◆ **What the exercise asks**
Take from the listing each line that has the string "подключений".

★ ★ ★

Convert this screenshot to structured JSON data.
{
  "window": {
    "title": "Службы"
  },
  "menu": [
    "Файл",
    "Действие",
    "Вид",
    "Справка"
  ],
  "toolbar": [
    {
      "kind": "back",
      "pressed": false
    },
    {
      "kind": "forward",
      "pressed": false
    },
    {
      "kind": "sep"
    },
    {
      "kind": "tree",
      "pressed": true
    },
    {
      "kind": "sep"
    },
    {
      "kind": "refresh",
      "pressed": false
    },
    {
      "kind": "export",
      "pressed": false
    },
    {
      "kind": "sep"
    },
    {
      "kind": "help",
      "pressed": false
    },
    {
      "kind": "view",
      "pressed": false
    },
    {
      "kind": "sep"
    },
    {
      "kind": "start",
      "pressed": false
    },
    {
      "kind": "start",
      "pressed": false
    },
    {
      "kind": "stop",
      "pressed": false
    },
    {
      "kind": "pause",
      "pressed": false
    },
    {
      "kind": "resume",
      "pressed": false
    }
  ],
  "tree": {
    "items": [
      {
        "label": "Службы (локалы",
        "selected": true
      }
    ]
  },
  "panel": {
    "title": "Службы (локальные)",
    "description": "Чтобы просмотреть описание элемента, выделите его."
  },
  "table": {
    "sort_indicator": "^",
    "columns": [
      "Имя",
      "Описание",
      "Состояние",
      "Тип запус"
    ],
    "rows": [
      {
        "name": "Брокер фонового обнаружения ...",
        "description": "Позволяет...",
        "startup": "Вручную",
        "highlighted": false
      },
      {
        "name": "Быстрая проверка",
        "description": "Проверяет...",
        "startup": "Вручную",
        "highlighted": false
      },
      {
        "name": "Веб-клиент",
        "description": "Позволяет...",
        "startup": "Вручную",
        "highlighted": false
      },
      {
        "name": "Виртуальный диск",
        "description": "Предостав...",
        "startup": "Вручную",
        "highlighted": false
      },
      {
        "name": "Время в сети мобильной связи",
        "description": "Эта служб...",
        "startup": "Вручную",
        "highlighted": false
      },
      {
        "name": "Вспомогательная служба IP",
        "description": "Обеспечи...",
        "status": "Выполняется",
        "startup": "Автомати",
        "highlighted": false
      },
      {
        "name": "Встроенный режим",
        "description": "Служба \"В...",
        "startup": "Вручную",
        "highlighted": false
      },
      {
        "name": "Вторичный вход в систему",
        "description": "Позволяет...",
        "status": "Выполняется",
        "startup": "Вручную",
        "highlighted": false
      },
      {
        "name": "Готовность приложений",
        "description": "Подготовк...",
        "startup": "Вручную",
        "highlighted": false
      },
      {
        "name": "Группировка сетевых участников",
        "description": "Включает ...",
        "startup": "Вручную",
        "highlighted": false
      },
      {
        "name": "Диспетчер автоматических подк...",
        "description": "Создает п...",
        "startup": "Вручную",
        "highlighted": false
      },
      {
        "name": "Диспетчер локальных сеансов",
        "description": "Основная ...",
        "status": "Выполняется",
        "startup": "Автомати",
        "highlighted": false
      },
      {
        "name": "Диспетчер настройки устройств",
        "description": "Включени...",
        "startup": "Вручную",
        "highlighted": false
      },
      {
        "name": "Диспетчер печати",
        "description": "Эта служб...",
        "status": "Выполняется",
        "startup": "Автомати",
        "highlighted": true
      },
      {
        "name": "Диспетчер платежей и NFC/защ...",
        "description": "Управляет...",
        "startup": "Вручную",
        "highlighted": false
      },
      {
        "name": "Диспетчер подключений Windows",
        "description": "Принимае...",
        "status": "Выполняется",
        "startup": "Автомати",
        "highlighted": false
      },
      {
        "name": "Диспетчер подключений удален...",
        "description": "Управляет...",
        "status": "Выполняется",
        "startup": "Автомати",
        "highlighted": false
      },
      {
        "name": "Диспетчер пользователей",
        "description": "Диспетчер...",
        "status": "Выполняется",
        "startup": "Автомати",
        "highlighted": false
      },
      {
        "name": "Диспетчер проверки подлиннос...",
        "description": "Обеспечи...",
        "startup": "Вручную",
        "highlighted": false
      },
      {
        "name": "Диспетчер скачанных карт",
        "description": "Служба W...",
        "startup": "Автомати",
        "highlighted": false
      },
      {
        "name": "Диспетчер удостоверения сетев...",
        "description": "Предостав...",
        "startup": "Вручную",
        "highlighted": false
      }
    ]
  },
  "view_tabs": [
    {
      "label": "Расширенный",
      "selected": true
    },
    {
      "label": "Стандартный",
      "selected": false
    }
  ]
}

★ ★ ★

◆ **Exercise response**
        "name": "Диспетчер подключений Windows",
        "name": "Диспетчер подключений удален...",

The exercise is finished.